Given records:
***

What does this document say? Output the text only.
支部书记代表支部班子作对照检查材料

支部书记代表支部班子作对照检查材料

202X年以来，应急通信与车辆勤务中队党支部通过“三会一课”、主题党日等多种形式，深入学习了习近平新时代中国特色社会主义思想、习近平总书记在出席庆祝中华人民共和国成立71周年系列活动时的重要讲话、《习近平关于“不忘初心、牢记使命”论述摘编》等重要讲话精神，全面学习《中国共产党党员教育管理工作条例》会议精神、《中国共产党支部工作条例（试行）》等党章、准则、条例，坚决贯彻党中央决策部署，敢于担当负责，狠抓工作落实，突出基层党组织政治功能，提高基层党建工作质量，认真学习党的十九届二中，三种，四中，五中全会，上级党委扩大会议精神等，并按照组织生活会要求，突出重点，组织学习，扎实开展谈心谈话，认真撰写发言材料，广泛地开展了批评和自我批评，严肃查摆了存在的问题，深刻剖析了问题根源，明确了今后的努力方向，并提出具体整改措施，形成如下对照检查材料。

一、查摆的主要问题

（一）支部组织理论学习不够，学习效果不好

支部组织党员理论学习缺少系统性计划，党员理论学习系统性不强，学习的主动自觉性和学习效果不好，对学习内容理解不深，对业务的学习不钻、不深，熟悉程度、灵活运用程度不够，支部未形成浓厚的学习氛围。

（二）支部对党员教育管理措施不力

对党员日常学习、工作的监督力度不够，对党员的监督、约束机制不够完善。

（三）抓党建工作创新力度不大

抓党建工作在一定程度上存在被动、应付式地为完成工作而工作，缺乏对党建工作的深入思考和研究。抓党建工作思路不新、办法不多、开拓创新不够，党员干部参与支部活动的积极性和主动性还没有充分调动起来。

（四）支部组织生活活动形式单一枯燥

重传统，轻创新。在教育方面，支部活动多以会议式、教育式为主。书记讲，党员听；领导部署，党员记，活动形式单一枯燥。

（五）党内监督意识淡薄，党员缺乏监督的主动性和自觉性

***

Goal of the exercise: Every line above needs to be retyped exactly.

Result below:
What does this document say? Output the text only.
支部书记代表支部班子作对照检查材料

支部书记代表支部班子作对照检查材料

202X年以来，应急通信与车辆勤务中队党支部通过“三会一课”、主题党日等多种形式，深入学习了习近平新时代中国特色社会主义思想、习近平总书记在出席庆祝中华人民共和国成立71周年系列活动时的重要讲话、《习近平关于“不忘初心、牢记使命”论述摘编》等重要讲话精神，全面学习《中国共产党党员教育管理工作条例》会议精神、《中国共产党支部工作条例（试行）》等党章、准则、条例，坚决贯彻党中央决策部署，敢于担当负责，狠抓工作落实，突出基层党组织政治功能，提高基层党建工作质量，认真学习党的十九届二中，三种，四中，五中全会，上级党委扩大会议精神等，并按照组织生活会要求，突出重点，组织学习，扎实开展谈心谈话，认真撰写发言材料，广泛地开展了批评和自我批评，严肃查摆了存在的问题，深刻剖析了问题根源，明确了今后的努力方向，并提出具体整改措施，形成如下对照检查材料。

一、查摆的主要问题

（一）支部组织理论学习不够，学习效果不好

支部组织党员理论学习缺少系统性计划，党员理论学习系统性不强，学习的主动自觉性和学习效果不好，对学习内容理解不深，对业务的学习不钻、不深，熟悉程度、灵活运用程度不够，支部未形成浓厚的学习氛围。

（二）支部对党员教育管理措施不力

对党员日常学习、工作的监督力度不够，对党员的监督、约束机制不够完善。

（三）抓党建工作创新力度不大

抓党建工作在一定程度上存在被动、应付式地为完成工作而工作，缺乏对党建工作的深入思考和研究。抓党建工作思路不新、办法不多、开拓创新不够，党员干部参与支部活动的积极性和主动性还没有充分调动起来。

（四）支部组织生活活动形式单一枯燥

重传统，轻创新。在教育方面，支部活动多以会议式、教育式为主。书记讲，党员听；领导部署，党员记，活动形式单一枯燥。

（五）党内监督意识淡薄，党员缺乏监督的主动性和自觉性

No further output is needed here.